* [Work instructions]
Quote the records below in full, exactly as given, with the images taken out.

--------------------------------

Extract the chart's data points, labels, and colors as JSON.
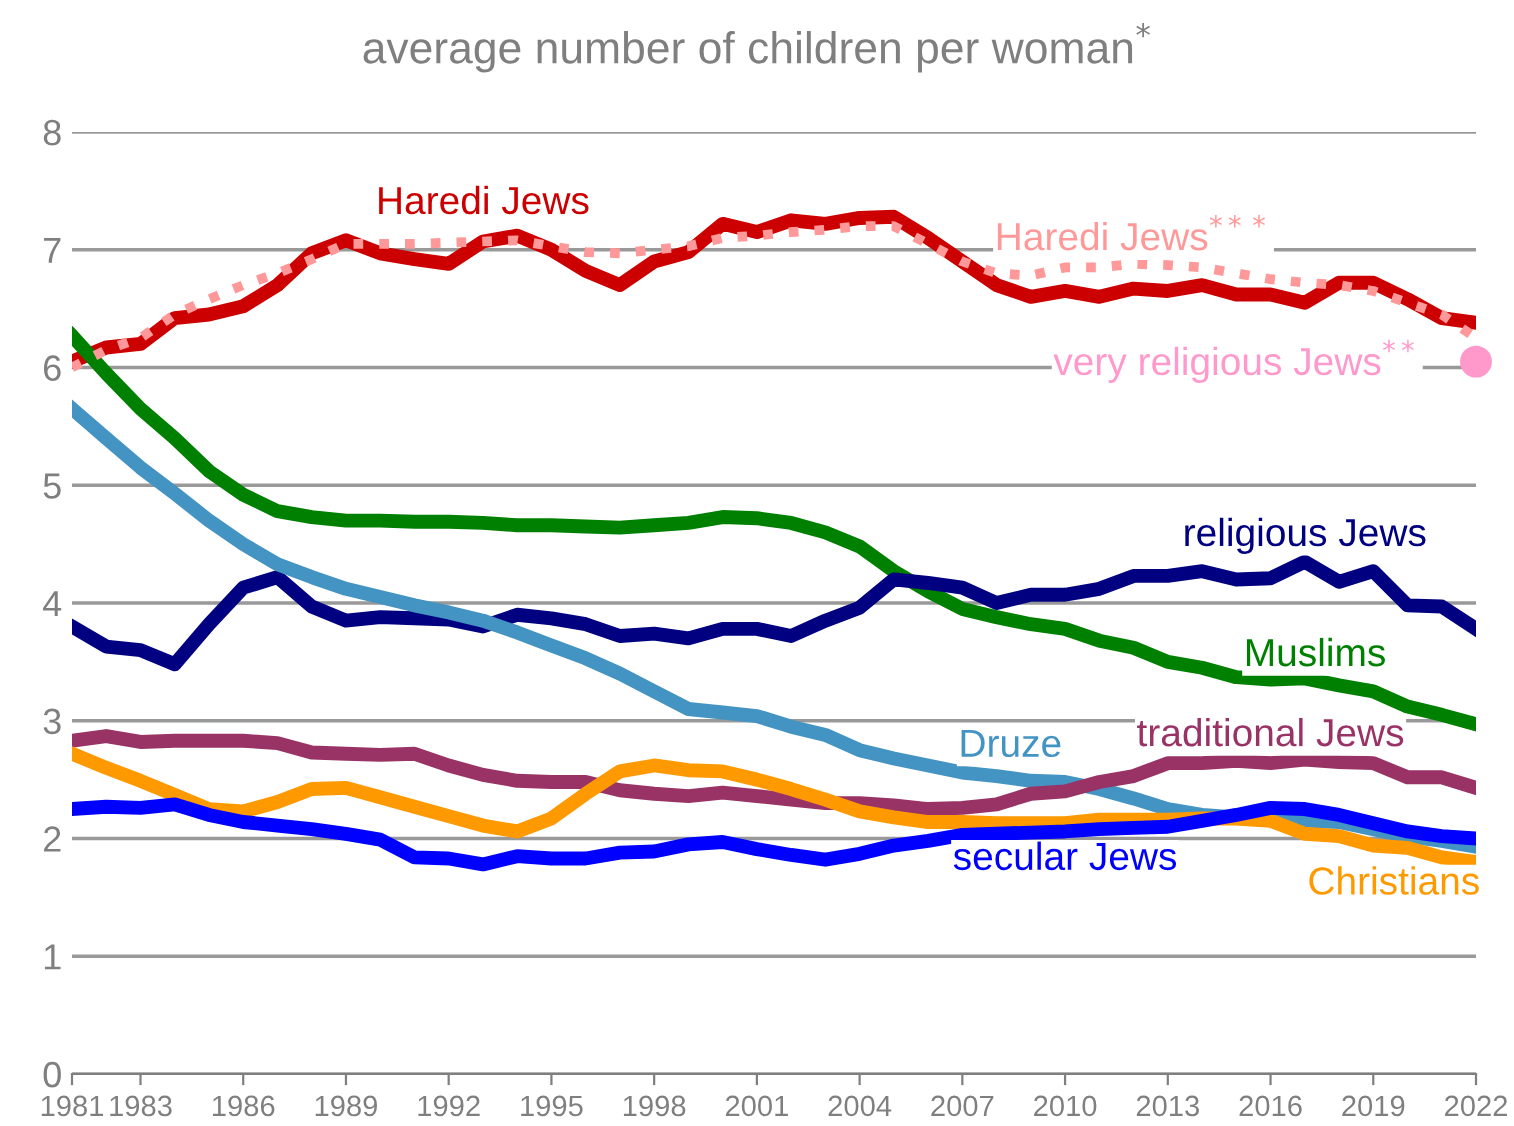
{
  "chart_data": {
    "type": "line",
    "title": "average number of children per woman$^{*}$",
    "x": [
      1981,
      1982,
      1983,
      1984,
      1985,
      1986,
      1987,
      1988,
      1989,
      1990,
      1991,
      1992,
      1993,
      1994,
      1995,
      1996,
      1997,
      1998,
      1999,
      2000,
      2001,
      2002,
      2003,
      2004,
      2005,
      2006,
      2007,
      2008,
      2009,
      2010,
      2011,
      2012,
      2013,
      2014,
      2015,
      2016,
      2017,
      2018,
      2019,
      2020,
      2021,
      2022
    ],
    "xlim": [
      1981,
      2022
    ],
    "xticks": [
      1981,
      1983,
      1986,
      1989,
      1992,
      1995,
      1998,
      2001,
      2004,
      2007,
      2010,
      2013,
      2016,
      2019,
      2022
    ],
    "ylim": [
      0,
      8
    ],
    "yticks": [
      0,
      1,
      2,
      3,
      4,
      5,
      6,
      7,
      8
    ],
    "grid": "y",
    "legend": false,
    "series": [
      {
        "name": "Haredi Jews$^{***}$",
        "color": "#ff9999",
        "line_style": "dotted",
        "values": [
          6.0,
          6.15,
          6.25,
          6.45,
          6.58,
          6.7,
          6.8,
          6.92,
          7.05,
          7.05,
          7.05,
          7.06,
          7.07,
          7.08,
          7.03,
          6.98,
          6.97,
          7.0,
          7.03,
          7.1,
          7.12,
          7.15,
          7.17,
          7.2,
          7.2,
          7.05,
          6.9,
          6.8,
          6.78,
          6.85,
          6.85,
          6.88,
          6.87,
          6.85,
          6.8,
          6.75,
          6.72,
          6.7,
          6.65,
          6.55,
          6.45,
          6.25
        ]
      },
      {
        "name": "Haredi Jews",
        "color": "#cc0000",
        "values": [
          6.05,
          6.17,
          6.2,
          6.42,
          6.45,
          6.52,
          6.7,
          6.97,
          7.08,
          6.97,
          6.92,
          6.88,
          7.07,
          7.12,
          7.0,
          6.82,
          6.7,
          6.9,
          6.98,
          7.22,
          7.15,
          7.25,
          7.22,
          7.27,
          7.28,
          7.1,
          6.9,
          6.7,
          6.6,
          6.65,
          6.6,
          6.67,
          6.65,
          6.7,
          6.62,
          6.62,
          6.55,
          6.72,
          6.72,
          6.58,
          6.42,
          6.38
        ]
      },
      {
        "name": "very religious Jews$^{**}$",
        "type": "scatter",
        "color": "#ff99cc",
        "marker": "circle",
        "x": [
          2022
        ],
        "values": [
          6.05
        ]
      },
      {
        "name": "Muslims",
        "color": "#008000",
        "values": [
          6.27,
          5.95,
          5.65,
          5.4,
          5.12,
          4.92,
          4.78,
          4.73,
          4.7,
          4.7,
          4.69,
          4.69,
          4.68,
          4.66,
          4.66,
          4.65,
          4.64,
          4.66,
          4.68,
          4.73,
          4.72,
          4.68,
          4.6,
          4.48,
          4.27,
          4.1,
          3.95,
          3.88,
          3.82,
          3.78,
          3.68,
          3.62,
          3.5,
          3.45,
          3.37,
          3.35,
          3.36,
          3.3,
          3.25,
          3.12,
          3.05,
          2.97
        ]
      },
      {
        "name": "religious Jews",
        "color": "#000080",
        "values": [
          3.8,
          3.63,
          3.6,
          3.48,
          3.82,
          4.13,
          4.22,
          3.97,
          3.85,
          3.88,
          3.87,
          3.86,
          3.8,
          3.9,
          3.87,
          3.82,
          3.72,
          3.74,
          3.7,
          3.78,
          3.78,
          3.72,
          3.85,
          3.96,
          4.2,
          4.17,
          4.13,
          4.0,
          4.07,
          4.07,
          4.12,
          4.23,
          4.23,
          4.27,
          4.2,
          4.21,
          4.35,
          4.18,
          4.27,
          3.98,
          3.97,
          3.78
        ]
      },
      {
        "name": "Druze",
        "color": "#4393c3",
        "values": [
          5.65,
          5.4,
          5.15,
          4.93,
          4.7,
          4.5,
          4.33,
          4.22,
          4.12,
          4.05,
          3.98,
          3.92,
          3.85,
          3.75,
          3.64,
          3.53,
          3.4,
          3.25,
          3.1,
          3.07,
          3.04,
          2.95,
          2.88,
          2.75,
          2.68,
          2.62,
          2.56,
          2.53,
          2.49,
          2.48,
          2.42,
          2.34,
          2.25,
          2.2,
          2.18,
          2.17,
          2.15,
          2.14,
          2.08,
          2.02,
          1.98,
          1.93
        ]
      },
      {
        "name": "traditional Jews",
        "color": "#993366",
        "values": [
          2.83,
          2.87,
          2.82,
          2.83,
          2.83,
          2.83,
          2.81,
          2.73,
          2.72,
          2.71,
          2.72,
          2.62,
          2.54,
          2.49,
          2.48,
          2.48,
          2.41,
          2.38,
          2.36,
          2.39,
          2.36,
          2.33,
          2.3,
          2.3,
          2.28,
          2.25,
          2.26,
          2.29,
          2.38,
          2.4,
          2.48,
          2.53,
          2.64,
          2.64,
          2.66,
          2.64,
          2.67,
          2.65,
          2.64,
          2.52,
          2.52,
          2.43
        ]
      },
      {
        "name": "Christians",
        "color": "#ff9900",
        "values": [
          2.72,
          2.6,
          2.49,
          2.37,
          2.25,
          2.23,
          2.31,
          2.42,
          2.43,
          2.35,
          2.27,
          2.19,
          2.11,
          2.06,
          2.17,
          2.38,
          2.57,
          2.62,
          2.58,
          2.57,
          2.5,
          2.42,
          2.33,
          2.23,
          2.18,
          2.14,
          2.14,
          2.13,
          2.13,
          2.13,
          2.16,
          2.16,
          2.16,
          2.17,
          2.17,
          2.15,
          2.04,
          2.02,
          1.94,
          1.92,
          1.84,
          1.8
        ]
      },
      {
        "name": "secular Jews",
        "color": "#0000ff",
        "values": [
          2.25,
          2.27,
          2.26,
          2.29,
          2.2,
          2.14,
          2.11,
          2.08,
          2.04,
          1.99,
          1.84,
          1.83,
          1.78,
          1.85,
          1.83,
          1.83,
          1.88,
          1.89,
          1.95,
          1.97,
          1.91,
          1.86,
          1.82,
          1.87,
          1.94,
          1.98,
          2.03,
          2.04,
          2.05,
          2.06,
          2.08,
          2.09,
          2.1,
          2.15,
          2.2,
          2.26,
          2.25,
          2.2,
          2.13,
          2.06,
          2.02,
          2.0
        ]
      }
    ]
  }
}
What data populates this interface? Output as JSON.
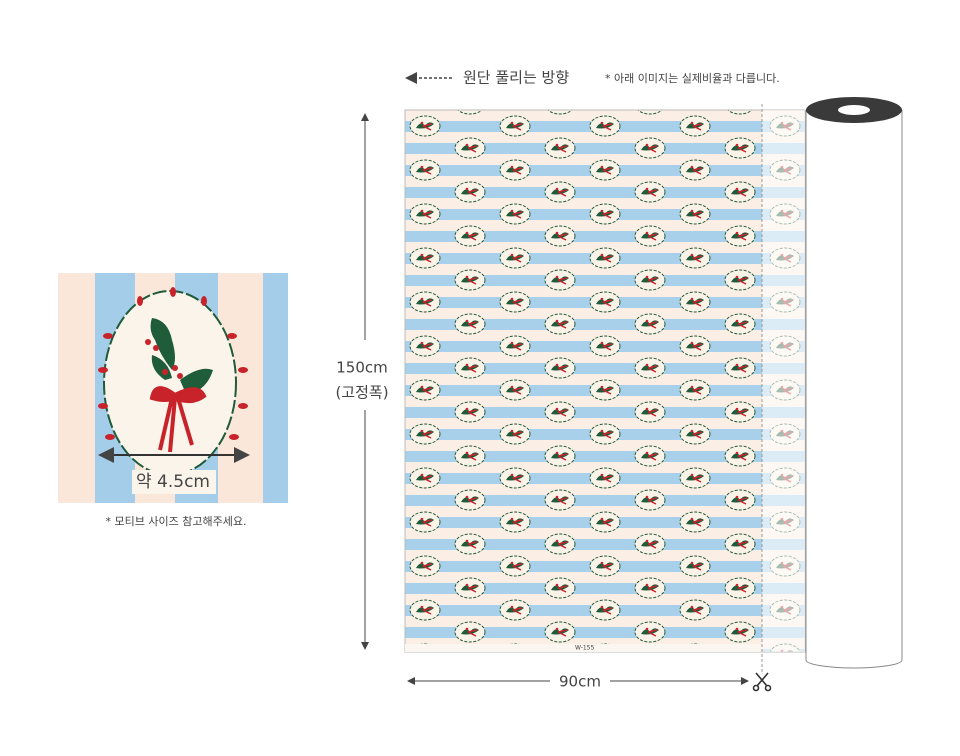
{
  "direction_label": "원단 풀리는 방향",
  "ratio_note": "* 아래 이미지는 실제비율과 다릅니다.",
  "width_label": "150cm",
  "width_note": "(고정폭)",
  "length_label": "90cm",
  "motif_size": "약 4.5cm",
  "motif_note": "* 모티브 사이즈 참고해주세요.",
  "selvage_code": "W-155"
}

--------------------------------

* [Complete output]
Extract the chart's data points, labels, and colors as JSON.
{
  "chart_data": {
    "type": "line",
    "title": "average number of children per woman$^{*}$",
    "x": [
      1981,
      1982,
      1983,
      1984,
      1985,
      1986,
      1987,
      1988,
      1989,
      1990,
      1991,
      1992,
      1993,
      1994,
      1995,
      1996,
      1997,
      1998,
      1999,
      2000,
      2001,
      2002,
      2003,
      2004,
      2005,
      2006,
      2007,
      2008,
      2009,
      2010,
      2011,
      2012,
      2013,
      2014,
      2015,
      2016,
      2017,
      2018,
      2019,
      2020,
      2021,
      2022
    ],
    "xlim": [
      1981,
      2022
    ],
    "xticks": [
      1981,
      1983,
      1986,
      1989,
      1992,
      1995,
      1998,
      2001,
      2004,
      2007,
      2010,
      2013,
      2016,
      2019,
      2022
    ],
    "ylim": [
      0,
      8
    ],
    "yticks": [
      0,
      1,
      2,
      3,
      4,
      5,
      6,
      7,
      8
    ],
    "grid": "y",
    "legend": false,
    "series": [
      {
        "name": "Haredi Jews$^{***}$",
        "color": "#ff9999",
        "line_style": "dotted",
        "values": [
          6.0,
          6.15,
          6.25,
          6.45,
          6.58,
          6.7,
          6.8,
          6.92,
          7.05,
          7.05,
          7.05,
          7.06,
          7.07,
          7.08,
          7.03,
          6.98,
          6.97,
          7.0,
          7.03,
          7.1,
          7.12,
          7.15,
          7.17,
          7.2,
          7.2,
          7.05,
          6.9,
          6.8,
          6.78,
          6.85,
          6.85,
          6.88,
          6.87,
          6.85,
          6.8,
          6.75,
          6.72,
          6.7,
          6.65,
          6.55,
          6.45,
          6.25
        ]
      },
      {
        "name": "Haredi Jews",
        "color": "#cc0000",
        "values": [
          6.05,
          6.17,
          6.2,
          6.42,
          6.45,
          6.52,
          6.7,
          6.97,
          7.08,
          6.97,
          6.92,
          6.88,
          7.07,
          7.12,
          7.0,
          6.82,
          6.7,
          6.9,
          6.98,
          7.22,
          7.15,
          7.25,
          7.22,
          7.27,
          7.28,
          7.1,
          6.9,
          6.7,
          6.6,
          6.65,
          6.6,
          6.67,
          6.65,
          6.7,
          6.62,
          6.62,
          6.55,
          6.72,
          6.72,
          6.58,
          6.42,
          6.38
        ]
      },
      {
        "name": "very religious Jews$^{**}$",
        "type": "scatter",
        "color": "#ff99cc",
        "marker": "circle",
        "x": [
          2022
        ],
        "values": [
          6.05
        ]
      },
      {
        "name": "Muslims",
        "color": "#008000",
        "values": [
          6.27,
          5.95,
          5.65,
          5.4,
          5.12,
          4.92,
          4.78,
          4.73,
          4.7,
          4.7,
          4.69,
          4.69,
          4.68,
          4.66,
          4.66,
          4.65,
          4.64,
          4.66,
          4.68,
          4.73,
          4.72,
          4.68,
          4.6,
          4.48,
          4.27,
          4.1,
          3.95,
          3.88,
          3.82,
          3.78,
          3.68,
          3.62,
          3.5,
          3.45,
          3.37,
          3.35,
          3.36,
          3.3,
          3.25,
          3.12,
          3.05,
          2.97
        ]
      },
      {
        "name": "religious Jews",
        "color": "#000080",
        "values": [
          3.8,
          3.63,
          3.6,
          3.48,
          3.82,
          4.13,
          4.22,
          3.97,
          3.85,
          3.88,
          3.87,
          3.86,
          3.8,
          3.9,
          3.87,
          3.82,
          3.72,
          3.74,
          3.7,
          3.78,
          3.78,
          3.72,
          3.85,
          3.96,
          4.2,
          4.17,
          4.13,
          4.0,
          4.07,
          4.07,
          4.12,
          4.23,
          4.23,
          4.27,
          4.2,
          4.21,
          4.35,
          4.18,
          4.27,
          3.98,
          3.97,
          3.78
        ]
      },
      {
        "name": "Druze",
        "color": "#4393c3",
        "values": [
          5.65,
          5.4,
          5.15,
          4.93,
          4.7,
          4.5,
          4.33,
          4.22,
          4.12,
          4.05,
          3.98,
          3.92,
          3.85,
          3.75,
          3.64,
          3.53,
          3.4,
          3.25,
          3.1,
          3.07,
          3.04,
          2.95,
          2.88,
          2.75,
          2.68,
          2.62,
          2.56,
          2.53,
          2.49,
          2.48,
          2.42,
          2.34,
          2.25,
          2.2,
          2.18,
          2.17,
          2.15,
          2.14,
          2.08,
          2.02,
          1.98,
          1.93
        ]
      },
      {
        "name": "traditional Jews",
        "color": "#993366",
        "values": [
          2.83,
          2.87,
          2.82,
          2.83,
          2.83,
          2.83,
          2.81,
          2.73,
          2.72,
          2.71,
          2.72,
          2.62,
          2.54,
          2.49,
          2.48,
          2.48,
          2.41,
          2.38,
          2.36,
          2.39,
          2.36,
          2.33,
          2.3,
          2.3,
          2.28,
          2.25,
          2.26,
          2.29,
          2.38,
          2.4,
          2.48,
          2.53,
          2.64,
          2.64,
          2.66,
          2.64,
          2.67,
          2.65,
          2.64,
          2.52,
          2.52,
          2.43
        ]
      },
      {
        "name": "Christians",
        "color": "#ff9900",
        "values": [
          2.72,
          2.6,
          2.49,
          2.37,
          2.25,
          2.23,
          2.31,
          2.42,
          2.43,
          2.35,
          2.27,
          2.19,
          2.11,
          2.06,
          2.17,
          2.38,
          2.57,
          2.62,
          2.58,
          2.57,
          2.5,
          2.42,
          2.33,
          2.23,
          2.18,
          2.14,
          2.14,
          2.13,
          2.13,
          2.13,
          2.16,
          2.16,
          2.16,
          2.17,
          2.17,
          2.15,
          2.04,
          2.02,
          1.94,
          1.92,
          1.84,
          1.8
        ]
      },
      {
        "name": "secular Jews",
        "color": "#0000ff",
        "values": [
          2.25,
          2.27,
          2.26,
          2.29,
          2.2,
          2.14,
          2.11,
          2.08,
          2.04,
          1.99,
          1.84,
          1.83,
          1.78,
          1.85,
          1.83,
          1.83,
          1.88,
          1.89,
          1.95,
          1.97,
          1.91,
          1.86,
          1.82,
          1.87,
          1.94,
          1.98,
          2.03,
          2.04,
          2.05,
          2.06,
          2.08,
          2.09,
          2.1,
          2.15,
          2.2,
          2.26,
          2.25,
          2.2,
          2.13,
          2.06,
          2.02,
          2.0
        ]
      }
    ]
  }
}
What data populates this interface? Output as JSON.
{
  "direction_label": "원단 풀리는 방향",
  "ratio_note": "* 아래 이미지는 실제비율과 다릅니다.",
  "width_label": "150cm",
  "width_note": "(고정폭)",
  "length_label": "90cm",
  "motif_size": "약 4.5cm",
  "motif_note": "* 모티브 사이즈 참고해주세요.",
  "selvage_code": "W-155"
}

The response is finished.